What needs to be done: List all lines of the data containing the word "사무국에서".

>>

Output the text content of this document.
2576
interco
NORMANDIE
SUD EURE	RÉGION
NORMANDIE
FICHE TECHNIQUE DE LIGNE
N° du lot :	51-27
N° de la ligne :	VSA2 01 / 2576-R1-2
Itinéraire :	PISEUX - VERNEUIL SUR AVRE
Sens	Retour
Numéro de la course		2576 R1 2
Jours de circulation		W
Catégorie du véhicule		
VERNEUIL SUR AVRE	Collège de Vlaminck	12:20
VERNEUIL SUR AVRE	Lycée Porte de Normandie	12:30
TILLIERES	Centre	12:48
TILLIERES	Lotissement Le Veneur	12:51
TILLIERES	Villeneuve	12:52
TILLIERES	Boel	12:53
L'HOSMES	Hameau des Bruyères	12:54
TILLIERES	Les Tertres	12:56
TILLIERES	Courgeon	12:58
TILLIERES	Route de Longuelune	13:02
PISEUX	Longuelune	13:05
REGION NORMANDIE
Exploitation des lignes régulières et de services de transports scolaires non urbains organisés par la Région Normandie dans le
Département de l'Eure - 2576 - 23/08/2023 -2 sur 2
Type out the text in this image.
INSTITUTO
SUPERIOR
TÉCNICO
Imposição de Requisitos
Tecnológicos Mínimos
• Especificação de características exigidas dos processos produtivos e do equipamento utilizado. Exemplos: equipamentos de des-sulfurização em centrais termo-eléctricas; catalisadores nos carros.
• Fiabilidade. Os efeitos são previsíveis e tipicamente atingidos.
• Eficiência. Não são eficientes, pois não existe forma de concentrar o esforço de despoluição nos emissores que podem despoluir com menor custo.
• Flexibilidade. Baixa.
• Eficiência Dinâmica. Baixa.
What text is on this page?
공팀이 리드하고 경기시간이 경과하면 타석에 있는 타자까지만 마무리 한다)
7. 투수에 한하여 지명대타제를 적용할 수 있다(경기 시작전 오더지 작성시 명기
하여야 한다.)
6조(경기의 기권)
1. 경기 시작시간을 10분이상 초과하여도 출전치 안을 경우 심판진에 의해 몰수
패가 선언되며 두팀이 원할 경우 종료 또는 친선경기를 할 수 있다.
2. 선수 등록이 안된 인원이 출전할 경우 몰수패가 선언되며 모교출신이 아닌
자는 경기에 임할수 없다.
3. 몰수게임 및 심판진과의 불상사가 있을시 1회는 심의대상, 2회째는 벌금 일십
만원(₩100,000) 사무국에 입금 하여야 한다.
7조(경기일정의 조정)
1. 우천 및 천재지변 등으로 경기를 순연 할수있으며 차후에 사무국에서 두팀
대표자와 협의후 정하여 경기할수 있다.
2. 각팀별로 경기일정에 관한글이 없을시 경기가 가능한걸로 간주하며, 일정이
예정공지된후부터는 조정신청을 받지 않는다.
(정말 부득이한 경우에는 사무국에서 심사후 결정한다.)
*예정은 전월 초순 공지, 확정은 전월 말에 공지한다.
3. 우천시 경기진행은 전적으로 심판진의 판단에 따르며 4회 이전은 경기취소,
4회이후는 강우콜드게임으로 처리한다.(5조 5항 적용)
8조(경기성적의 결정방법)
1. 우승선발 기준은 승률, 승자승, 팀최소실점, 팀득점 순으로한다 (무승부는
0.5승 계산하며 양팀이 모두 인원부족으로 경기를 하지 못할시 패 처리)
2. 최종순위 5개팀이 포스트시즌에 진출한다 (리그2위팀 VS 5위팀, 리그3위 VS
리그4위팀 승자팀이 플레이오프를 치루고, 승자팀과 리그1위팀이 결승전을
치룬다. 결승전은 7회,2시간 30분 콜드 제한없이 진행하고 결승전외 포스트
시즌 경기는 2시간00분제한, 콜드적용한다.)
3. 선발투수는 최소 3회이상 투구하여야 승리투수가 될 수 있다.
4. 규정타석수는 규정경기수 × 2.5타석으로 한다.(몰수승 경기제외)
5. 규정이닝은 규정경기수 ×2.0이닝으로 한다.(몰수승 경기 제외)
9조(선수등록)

<<

Answer:
1. 우천 및 천재지변 등으로 경기를 순연 할수있으며 차후에 사무국에서 두팀
(정말 부득이한 경우에는 사무국에서 심사후 결정한다.)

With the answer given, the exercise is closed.